* **GIVEN REQUEST**
Output the full listing word for word.

* **EXTRACTED RECORDS**
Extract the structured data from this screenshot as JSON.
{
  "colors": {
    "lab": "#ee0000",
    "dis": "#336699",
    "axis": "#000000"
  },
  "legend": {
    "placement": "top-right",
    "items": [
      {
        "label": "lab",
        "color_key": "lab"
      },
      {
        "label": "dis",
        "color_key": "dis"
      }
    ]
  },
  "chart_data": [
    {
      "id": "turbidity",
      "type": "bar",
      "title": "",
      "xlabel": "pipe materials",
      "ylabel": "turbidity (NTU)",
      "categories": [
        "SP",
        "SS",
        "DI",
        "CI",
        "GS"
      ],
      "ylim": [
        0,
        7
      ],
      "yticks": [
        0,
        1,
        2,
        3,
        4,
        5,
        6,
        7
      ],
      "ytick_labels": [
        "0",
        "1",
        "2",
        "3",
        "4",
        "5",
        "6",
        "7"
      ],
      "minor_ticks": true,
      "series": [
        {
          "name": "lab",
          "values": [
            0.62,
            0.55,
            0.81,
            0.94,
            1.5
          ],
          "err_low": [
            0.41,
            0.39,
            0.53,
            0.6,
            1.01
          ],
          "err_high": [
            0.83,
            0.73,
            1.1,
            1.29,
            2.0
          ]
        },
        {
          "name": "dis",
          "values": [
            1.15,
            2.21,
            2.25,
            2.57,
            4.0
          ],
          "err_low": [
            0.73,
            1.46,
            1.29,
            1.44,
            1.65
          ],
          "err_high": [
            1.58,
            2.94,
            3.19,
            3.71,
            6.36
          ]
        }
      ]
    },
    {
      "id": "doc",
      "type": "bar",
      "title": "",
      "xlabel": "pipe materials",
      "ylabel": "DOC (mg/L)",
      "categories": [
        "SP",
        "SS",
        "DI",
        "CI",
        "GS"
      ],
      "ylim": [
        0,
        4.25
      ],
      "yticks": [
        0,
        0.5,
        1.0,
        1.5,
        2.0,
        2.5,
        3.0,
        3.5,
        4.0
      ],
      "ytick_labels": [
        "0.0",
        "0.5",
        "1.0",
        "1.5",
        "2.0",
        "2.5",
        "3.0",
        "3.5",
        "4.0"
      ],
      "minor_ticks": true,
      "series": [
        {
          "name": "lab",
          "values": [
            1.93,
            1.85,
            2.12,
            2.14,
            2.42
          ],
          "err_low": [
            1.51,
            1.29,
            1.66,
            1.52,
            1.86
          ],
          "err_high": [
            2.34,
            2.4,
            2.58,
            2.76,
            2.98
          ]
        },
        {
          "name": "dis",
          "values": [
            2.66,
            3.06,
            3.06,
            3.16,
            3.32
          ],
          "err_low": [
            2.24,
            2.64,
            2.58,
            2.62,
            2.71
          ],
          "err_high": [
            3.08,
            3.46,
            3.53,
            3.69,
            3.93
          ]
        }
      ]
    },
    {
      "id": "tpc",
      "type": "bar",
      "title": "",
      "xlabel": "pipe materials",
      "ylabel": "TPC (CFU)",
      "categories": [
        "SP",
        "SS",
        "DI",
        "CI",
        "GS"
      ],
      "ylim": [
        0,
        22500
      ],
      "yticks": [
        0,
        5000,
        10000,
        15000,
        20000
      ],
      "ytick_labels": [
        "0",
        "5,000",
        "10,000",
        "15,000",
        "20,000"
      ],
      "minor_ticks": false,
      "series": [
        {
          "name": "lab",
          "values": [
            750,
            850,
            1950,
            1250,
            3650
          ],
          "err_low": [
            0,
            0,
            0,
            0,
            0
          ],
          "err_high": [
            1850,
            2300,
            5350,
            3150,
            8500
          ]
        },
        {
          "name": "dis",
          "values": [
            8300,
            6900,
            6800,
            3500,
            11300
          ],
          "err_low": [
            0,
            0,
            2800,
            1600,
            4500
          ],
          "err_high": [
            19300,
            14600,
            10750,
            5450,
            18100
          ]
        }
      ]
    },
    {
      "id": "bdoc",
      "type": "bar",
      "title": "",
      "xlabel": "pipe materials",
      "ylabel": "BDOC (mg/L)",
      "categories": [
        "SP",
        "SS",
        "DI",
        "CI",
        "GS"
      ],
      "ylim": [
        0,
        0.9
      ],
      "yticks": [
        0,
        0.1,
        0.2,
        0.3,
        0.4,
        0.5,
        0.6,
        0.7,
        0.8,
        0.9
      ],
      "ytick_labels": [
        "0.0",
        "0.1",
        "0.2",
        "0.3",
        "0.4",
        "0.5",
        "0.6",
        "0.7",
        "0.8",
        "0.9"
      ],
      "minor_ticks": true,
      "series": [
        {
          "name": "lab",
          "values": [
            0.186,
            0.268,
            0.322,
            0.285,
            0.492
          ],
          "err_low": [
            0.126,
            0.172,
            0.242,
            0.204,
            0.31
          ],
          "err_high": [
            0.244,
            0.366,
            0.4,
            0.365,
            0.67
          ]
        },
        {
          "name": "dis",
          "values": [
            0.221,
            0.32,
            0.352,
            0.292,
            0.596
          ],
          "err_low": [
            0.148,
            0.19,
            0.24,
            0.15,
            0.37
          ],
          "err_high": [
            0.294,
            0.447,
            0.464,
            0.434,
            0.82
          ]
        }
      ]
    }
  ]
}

* **ANSWER TO THE PROBLEM**
Extract the structured data from this screenshot as JSON.
{
  "colors": {
    "lab": "#ee0000",
    "dis": "#336699",
    "axis": "#000000"
  },
  "legend": {
    "placement": "top-right",
    "items": [
      {
        "label": "lab",
        "color_key": "lab"
      },
      {
        "label": "dis",
        "color_key": "dis"
      }
    ]
  },
  "chart_data": [
    {
      "id": "turbidity",
      "type": "bar",
      "title": "",
      "xlabel": "pipe materials",
      "ylabel": "turbidity (NTU)",
      "categories": [
        "SP",
        "SS",
        "DI",
        "CI",
        "GS"
      ],
      "ylim": [
        0,
        7
      ],
      "yticks": [
        0,
        1,
        2,
        3,
        4,
        5,
        6,
        7
      ],
      "ytick_labels": [
        "0",
        "1",
        "2",
        "3",
        "4",
        "5",
        "6",
        "7"
      ],
      "minor_ticks": true,
      "series": [
        {
          "name": "lab",
          "values": [
            0.62,
            0.55,
            0.81,
            0.94,
            1.5
          ],
          "err_low": [
            0.41,
            0.39,
            0.53,
            0.6,
            1.01
          ],
          "err_high": [
            0.83,
            0.73,
            1.1,
            1.29,
            2.0
          ]
        },
        {
          "name": "dis",
          "values": [
            1.15,
            2.21,
            2.25,
            2.57,
            4.0
          ],
          "err_low": [
            0.73,
            1.46,
            1.29,
            1.44,
            1.65
          ],
          "err_high": [
            1.58,
            2.94,
            3.19,
            3.71,
            6.36
          ]
        }
      ]
    },
    {
      "id": "doc",
      "type": "bar",
      "title": "",
      "xlabel": "pipe materials",
      "ylabel": "DOC (mg/L)",
      "categories": [
        "SP",
        "SS",
        "DI",
        "CI",
        "GS"
      ],
      "ylim": [
        0,
        4.25
      ],
      "yticks": [
        0,
        0.5,
        1.0,
        1.5,
        2.0,
        2.5,
        3.0,
        3.5,
        4.0
      ],
      "ytick_labels": [
        "0.0",
        "0.5",
        "1.0",
        "1.5",
        "2.0",
        "2.5",
        "3.0",
        "3.5",
        "4.0"
      ],
      "minor_ticks": true,
      "series": [
        {
          "name": "lab",
          "values": [
            1.93,
            1.85,
            2.12,
            2.14,
            2.42
          ],
          "err_low": [
            1.51,
            1.29,
            1.66,
            1.52,
            1.86
          ],
          "err_high": [
            2.34,
            2.4,
            2.58,
            2.76,
            2.98
          ]
        },
        {
          "name": "dis",
          "values": [
            2.66,
            3.06,
            3.06,
            3.16,
            3.32
          ],
          "err_low": [
            2.24,
            2.64,
            2.58,
            2.62,
            2.71
          ],
          "err_high": [
            3.08,
            3.46,
            3.53,
            3.69,
            3.93
          ]
        }
      ]
    },
    {
      "id": "tpc",
      "type": "bar",
      "title": "",
      "xlabel": "pipe materials",
      "ylabel": "TPC (CFU)",
      "categories": [
        "SP",
        "SS",
        "DI",
        "CI",
        "GS"
      ],
      "ylim": [
        0,
        22500
      ],
      "yticks": [
        0,
        5000,
        10000,
        15000,
        20000
      ],
      "ytick_labels": [
        "0",
        "5,000",
        "10,000",
        "15,000",
        "20,000"
      ],
      "minor_ticks": false,
      "series": [
        {
          "name": "lab",
          "values": [
            750,
            850,
            1950,
            1250,
            3650
          ],
          "err_low": [
            0,
            0,
            0,
            0,
            0
          ],
          "err_high": [
            1850,
            2300,
            5350,
            3150,
            8500
          ]
        },
        {
          "name": "dis",
          "values": [
            8300,
            6900,
            6800,
            3500,
            11300
          ],
          "err_low": [
            0,
            0,
            2800,
            1600,
            4500
          ],
          "err_high": [
            19300,
            14600,
            10750,
            5450,
            18100
          ]
        }
      ]
    },
    {
      "id": "bdoc",
      "type": "bar",
      "title": "",
      "xlabel": "pipe materials",
      "ylabel": "BDOC (mg/L)",
      "categories": [
        "SP",
        "SS",
        "DI",
        "CI",
        "GS"
      ],
      "ylim": [
        0,
        0.9
      ],
      "yticks": [
        0,
        0.1,
        0.2,
        0.3,
        0.4,
        0.5,
        0.6,
        0.7,
        0.8,
        0.9
      ],
      "ytick_labels": [
        "0.0",
        "0.1",
        "0.2",
        "0.3",
        "0.4",
        "0.5",
        "0.6",
        "0.7",
        "0.8",
        "0.9"
      ],
      "minor_ticks": true,
      "series": [
        {
          "name": "lab",
          "values": [
            0.186,
            0.268,
            0.322,
            0.285,
            0.492
          ],
          "err_low": [
            0.126,
            0.172,
            0.242,
            0.204,
            0.31
          ],
          "err_high": [
            0.244,
            0.366,
            0.4,
            0.365,
            0.67
          ]
        },
        {
          "name": "dis",
          "values": [
            0.221,
            0.32,
            0.352,
            0.292,
            0.596
          ],
          "err_low": [
            0.148,
            0.19,
            0.24,
            0.15,
            0.37
          ],
          "err_high": [
            0.294,
            0.447,
            0.464,
            0.434,
            0.82
          ]
        }
      ]
    }
  ]
}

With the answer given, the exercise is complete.